Excerpt provided
>>>>>
Zulip 7.0: Threaded open-source team chat
We’re excited to announce the release of Zulip Server 7.0, containing hundreds of new features and bug fixes!
Zulip is an open-source team chat application designed to help people collaborate to solve any challenge. With conversations organized by topic, Zulip is ideal for both live and asynchronous communication. Fortune 500 companies, leading open-source projects, and thousands of other organizations use Zulip every day. Zulip’s 100% open-source software is available as a managed cloud service or a self-hosted solution.
Zulip Server 7.0 is a major release, with over 3800 new commits merged across the project since the 6.0 release last November. Notable new features include scheduled messages, unmuting topics in muted streams, many design improvements, and much more!
A total of 107 people contributed commits to Zulip since the 6.0 release, bringing the project to over 1200 code contributors. Zulip is remarkable for its number of major contributors, with 80 people who’ve contributed 100+ commits.
Huge thanks to everyone who’s contributed to Zulip over the last few months, whether by writing code and documentation, reporting issues, translating, supporting us financially, participating in discussions in the Zulip development community, or just suggesting ideas! We could not do this without the hundreds of people giving back to the Zulip community.
Today marks a release of the Zulip server and web application. We’d also like to share important news and updates for the project as a whole since the 6.0 release last fall:
Our website now features the story of how the End Point Dev software consultancy uses Zulip to manage hundred of projects at once. End Point uses a variety of chat tools picked by their clients, from Slack and Teams, to Google Chat and Skype. Having experienced the whole gamut of options, Zulip is the clear winner for End Point’s internal communication.
“Zulip removes much of the pain that makes people not want to use team chat apps. We love it.”
— Jon Jensen, CTO of End Point Dev [customer story]
We also shared the story of how the startup Atolio built a transparent communication culture with Zulip.
“In Slack, two thirds of communication is not in public just to avoid noise… Zulip lets us have conversations in public, not behind closed doors.”
— Gareth Watts, co-founder and CTO of Atolio [customer story]
We have rewritten the page on our website that explains how Zulip’s unique topic-based threading model helps teams communicate more effectively, incorporating the experiences that so many of our users have generously shared with us.
Our year in review blog post highlights some stats from 2022, including the most popular emoji on Zulip Cloud. You can also learn about Zulip’s most underused features (and give them a try!).
The Zulip mobile apps for iOS and Android have made numerous improvements for a better user experience and a fuller set of Zulip features:
- Support for Zulip Server 7.0 features, notably unmuting topics in a muted stream.
- More and better options for attaching files and images: attaching multiple images at once, attaching arbitrary files on iOS (already supported on Android), and combining text with attachments.
- Quote and reply, more results in search, better troubleshooting for missing notifications… and lots of other improvements, including many fixed bugs.
<<<<<
Extracted data
>>>>>
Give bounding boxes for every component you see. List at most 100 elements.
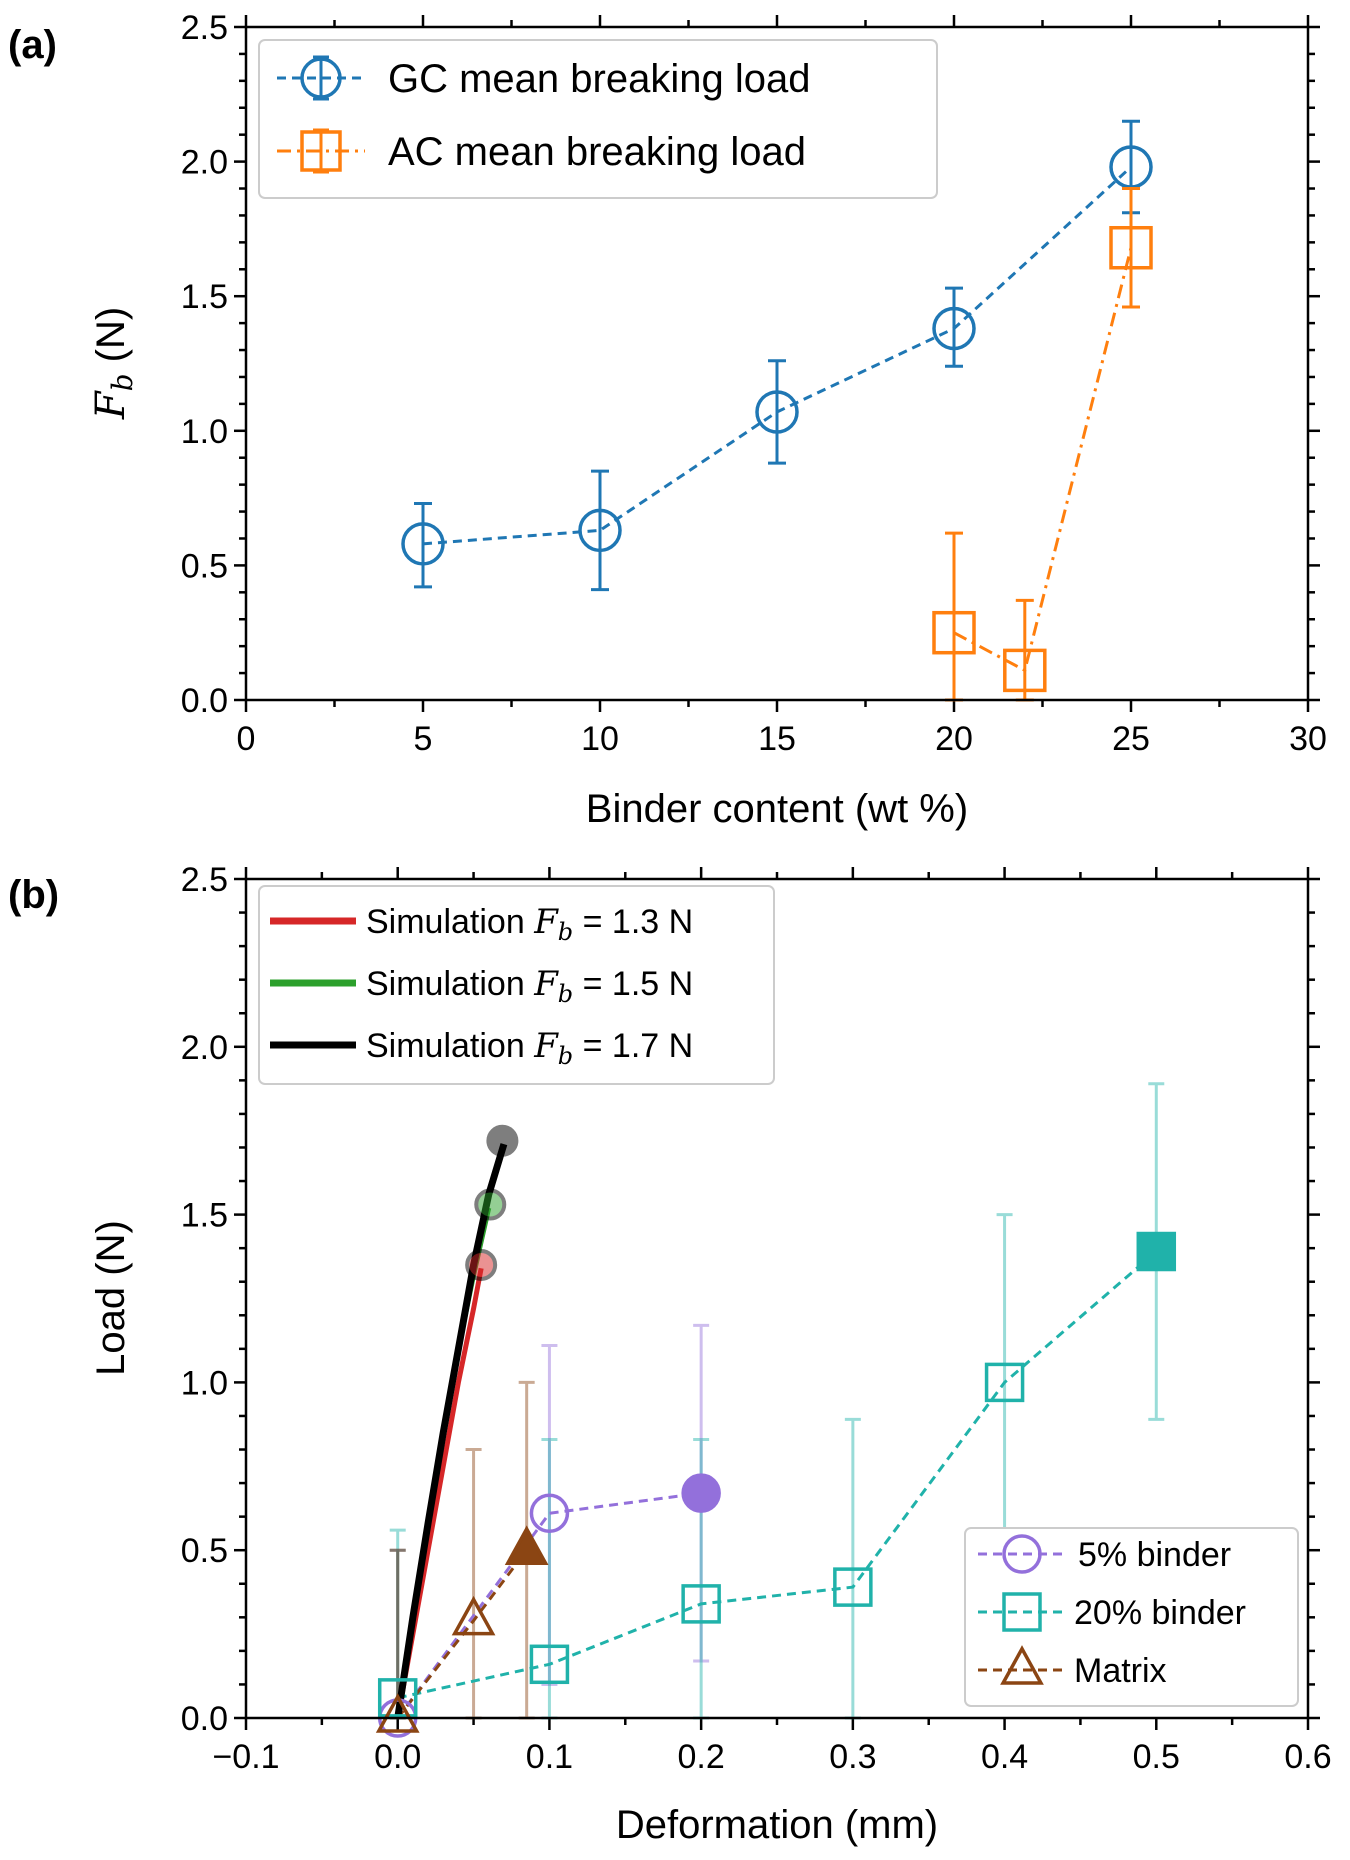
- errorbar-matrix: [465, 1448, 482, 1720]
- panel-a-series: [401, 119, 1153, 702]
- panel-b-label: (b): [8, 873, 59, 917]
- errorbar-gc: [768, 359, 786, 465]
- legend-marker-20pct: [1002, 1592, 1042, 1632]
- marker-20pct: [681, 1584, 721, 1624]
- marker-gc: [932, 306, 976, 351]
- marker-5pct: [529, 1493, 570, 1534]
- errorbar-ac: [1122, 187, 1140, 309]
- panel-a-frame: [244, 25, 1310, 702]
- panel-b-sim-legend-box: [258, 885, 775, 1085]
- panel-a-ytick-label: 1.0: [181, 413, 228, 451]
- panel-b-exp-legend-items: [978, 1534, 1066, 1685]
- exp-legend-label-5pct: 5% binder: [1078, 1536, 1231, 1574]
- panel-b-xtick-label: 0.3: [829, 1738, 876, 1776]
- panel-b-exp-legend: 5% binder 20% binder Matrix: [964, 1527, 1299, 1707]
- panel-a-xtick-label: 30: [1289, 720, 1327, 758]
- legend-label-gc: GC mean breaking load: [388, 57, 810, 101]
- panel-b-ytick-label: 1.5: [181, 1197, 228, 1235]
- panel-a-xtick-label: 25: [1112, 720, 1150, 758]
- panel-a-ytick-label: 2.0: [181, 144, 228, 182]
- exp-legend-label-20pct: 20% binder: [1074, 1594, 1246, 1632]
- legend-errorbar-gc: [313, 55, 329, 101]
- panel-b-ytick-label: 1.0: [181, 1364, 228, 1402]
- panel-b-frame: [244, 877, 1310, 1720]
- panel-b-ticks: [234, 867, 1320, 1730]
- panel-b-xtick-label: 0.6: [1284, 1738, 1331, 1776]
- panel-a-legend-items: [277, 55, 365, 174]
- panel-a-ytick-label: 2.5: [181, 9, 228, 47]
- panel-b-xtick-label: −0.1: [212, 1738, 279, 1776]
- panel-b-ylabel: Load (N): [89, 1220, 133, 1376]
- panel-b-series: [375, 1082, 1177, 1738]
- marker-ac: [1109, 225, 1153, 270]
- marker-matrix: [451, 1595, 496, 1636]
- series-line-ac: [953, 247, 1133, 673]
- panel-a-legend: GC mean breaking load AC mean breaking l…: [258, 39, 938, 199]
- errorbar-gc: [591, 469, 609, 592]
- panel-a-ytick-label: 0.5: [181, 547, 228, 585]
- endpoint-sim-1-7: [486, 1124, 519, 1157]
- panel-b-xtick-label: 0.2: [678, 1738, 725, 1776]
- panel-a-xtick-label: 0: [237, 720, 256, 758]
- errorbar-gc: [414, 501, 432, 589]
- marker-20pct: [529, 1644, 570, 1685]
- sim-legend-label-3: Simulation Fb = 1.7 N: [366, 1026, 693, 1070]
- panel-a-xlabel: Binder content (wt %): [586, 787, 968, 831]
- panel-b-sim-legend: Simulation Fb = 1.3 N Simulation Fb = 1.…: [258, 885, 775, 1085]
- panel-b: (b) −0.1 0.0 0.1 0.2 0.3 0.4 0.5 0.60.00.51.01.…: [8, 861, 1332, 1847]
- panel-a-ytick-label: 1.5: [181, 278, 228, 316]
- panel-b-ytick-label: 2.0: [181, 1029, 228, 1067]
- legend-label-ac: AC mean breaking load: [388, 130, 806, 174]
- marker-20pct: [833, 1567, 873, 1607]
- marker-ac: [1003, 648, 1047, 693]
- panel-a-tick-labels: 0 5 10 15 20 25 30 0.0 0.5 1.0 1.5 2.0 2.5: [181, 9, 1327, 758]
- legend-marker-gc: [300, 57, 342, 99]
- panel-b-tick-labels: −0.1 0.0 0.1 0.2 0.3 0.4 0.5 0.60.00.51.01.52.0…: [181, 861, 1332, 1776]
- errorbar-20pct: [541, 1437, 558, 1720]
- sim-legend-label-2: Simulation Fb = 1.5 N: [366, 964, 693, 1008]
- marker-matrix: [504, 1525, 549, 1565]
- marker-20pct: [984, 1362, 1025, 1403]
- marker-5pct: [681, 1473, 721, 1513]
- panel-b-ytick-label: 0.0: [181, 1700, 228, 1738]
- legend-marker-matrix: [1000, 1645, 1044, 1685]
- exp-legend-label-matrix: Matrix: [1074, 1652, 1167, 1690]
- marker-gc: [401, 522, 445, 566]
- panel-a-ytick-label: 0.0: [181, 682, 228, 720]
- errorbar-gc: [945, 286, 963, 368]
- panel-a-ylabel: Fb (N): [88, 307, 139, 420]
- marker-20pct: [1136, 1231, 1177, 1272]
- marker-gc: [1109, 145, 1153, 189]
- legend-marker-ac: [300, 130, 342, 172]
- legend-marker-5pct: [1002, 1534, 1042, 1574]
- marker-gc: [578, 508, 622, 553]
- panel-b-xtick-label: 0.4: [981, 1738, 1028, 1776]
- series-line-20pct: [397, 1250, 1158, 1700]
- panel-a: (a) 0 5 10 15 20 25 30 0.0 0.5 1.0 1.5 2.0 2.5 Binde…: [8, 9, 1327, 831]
<<<<<
Reproduce the passage of the Zulip 7.0 release announcement starting at "Huge thanks to" and ending at "Point’s internal communication.", word for word.

Huge thanks to everyone who’s contributed to Zulip over the last few months, whether by writing code and documentation, reporting issues, translating, supporting us financially, participating in discussions in the Zulip development community, or just suggesting ideas! We could not do this without the hundreds of people giving back to the Zulip community.
Today marks a release of the Zulip server and web application. We’d also like to share important news and updates for the project as a whole since the 6.0 release last fall:
Our website now features the story of how the End Point Dev software consultancy uses Zulip to manage hundred of projects at once. End Point uses a variety of chat tools picked by their clients, from Slack and Teams, to Google Chat and Skype. Having experienced the whole gamut of options, Zulip is the clear winner for End Point’s internal communication.